'''

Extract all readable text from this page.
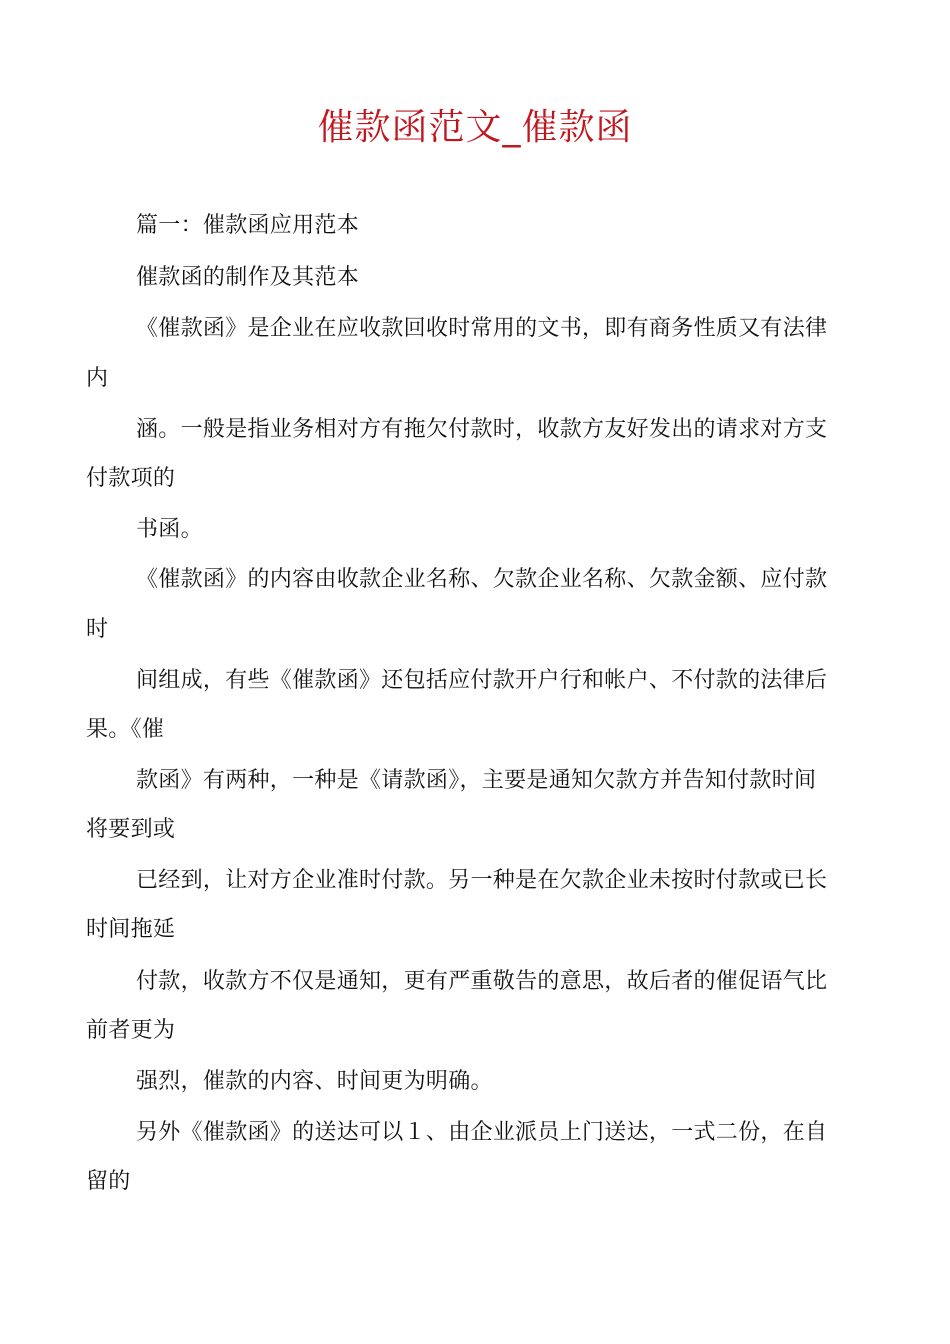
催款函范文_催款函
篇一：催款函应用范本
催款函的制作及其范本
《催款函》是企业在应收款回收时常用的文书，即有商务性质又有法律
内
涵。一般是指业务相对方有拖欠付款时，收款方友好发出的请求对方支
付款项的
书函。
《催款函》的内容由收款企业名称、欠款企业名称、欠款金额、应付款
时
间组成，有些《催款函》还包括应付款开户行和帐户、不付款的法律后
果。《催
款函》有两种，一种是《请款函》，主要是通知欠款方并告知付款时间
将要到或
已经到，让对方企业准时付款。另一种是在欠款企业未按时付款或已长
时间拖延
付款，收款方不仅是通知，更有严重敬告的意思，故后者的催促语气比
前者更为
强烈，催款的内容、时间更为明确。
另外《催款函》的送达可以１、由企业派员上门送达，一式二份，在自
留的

'''
'''

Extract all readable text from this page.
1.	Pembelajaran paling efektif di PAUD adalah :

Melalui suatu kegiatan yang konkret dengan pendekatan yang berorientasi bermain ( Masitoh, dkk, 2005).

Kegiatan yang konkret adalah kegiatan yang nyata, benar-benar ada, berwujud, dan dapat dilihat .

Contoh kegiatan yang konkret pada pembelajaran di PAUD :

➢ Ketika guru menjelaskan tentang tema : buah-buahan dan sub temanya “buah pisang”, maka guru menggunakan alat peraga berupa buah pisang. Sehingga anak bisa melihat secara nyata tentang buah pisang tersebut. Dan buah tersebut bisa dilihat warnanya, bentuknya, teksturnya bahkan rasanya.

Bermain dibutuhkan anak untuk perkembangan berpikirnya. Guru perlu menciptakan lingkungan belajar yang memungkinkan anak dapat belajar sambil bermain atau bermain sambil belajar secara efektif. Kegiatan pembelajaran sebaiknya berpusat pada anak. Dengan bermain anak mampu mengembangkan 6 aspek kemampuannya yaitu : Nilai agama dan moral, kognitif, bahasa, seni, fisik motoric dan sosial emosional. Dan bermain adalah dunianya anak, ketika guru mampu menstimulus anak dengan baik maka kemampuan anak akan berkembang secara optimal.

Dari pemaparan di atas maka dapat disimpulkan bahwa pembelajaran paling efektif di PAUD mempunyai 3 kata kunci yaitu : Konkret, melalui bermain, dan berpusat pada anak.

'''

- [Exercise task]: From the data above, copy each line where the string "guru" appears.

- [Answer]:
➢ Ketika guru menjelaskan tentang tema : buah-buahan dan sub temanya “buah pisang”, maka guru menggunakan alat peraga berupa buah pisang. Sehingga anak bisa melihat secara nyata tentang buah pisang tersebut. Dan buah tersebut bisa dilihat warnanya, bentuknya, teksturnya bahkan rasanya.
Bermain dibutuhkan anak untuk perkembangan berpikirnya. Guru perlu menciptakan lingkungan belajar yang memungkinkan anak dapat belajar sambil bermain atau bermain sambil belajar secara efektif. Kegiatan pembelajaran sebaiknya berpusat pada anak. Dengan bermain anak mampu mengembangkan 6 aspek kemampuannya yaitu : Nilai agama dan moral, kognitif, bahasa, seni, fisik motoric dan sosial emosional. Dan bermain adalah dunianya anak, ketika guru mampu menstimulus anak dengan baik maka kemampuan anak akan berkembang secara optimal.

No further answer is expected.